Start of Exercise material
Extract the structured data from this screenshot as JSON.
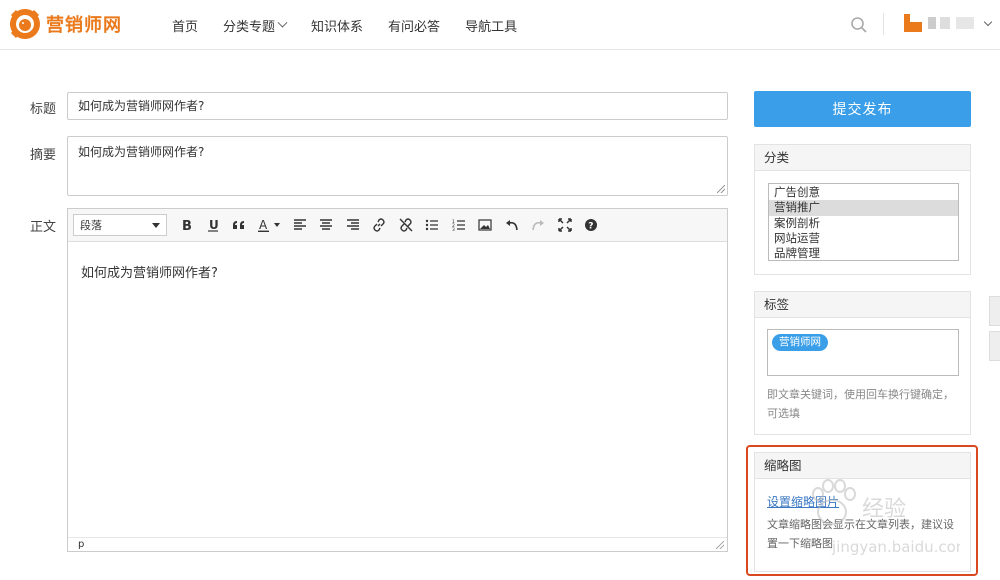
{
  "header": {
    "logo_text": "营销师网",
    "nav": [
      {
        "label": "首页"
      },
      {
        "label": "分类专题"
      },
      {
        "label": "知识体系"
      },
      {
        "label": "有问必答"
      },
      {
        "label": "导航工具"
      }
    ]
  },
  "form": {
    "title_label": "标题",
    "title_value": "如何成为营销师网作者?",
    "summary_label": "摘要",
    "summary_value": "如何成为营销师网作者?",
    "body_label": "正文",
    "format_select": "段落",
    "editor_content": "如何成为营销师网作者?",
    "status_path": "p"
  },
  "sidebar": {
    "submit_label": "提交发布",
    "category": {
      "title": "分类",
      "items": [
        "广告创意",
        "营销推广",
        "案例剖析",
        "网站运营",
        "品牌管理"
      ],
      "selected_index": 1
    },
    "tags": {
      "title": "标签",
      "chips": [
        "营销师网"
      ],
      "hint": "即文章关键词，使用回车换行键确定，可选填"
    },
    "thumbnail": {
      "title": "缩略图",
      "link": "设置缩略图片",
      "desc": "文章缩略图会显示在文章列表，建议设置一下缩略图"
    }
  },
  "watermark": {
    "text": "经验",
    "domain": "jingyan.baidu.com"
  },
  "colors": {
    "brand": "#ea7a1c",
    "primary": "#3a9fe8",
    "highlight": "#d9481e"
  }
}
End of Exercise material
▶ _Direction_
Reproduce the data verbatim. Do not carry any picture into the copy.

▶ _Solution to the problem_
Extract the structured data from this screenshot as JSON.
{
  "header": {
    "logo_text": "营销师网",
    "nav": [
      {
        "label": "首页"
      },
      {
        "label": "分类专题"
      },
      {
        "label": "知识体系"
      },
      {
        "label": "有问必答"
      },
      {
        "label": "导航工具"
      }
    ]
  },
  "form": {
    "title_label": "标题",
    "title_value": "如何成为营销师网作者?",
    "summary_label": "摘要",
    "summary_value": "如何成为营销师网作者?",
    "body_label": "正文",
    "format_select": "段落",
    "editor_content": "如何成为营销师网作者?",
    "status_path": "p"
  },
  "sidebar": {
    "submit_label": "提交发布",
    "category": {
      "title": "分类",
      "items": [
        "广告创意",
        "营销推广",
        "案例剖析",
        "网站运营",
        "品牌管理"
      ],
      "selected_index": 1
    },
    "tags": {
      "title": "标签",
      "chips": [
        "营销师网"
      ],
      "hint": "即文章关键词，使用回车换行键确定，可选填"
    },
    "thumbnail": {
      "title": "缩略图",
      "link": "设置缩略图片",
      "desc": "文章缩略图会显示在文章列表，建议设置一下缩略图"
    }
  },
  "watermark": {
    "text": "经验",
    "domain": "jingyan.baidu.com"
  },
  "colors": {
    "brand": "#ea7a1c",
    "primary": "#3a9fe8",
    "highlight": "#d9481e"
  }
}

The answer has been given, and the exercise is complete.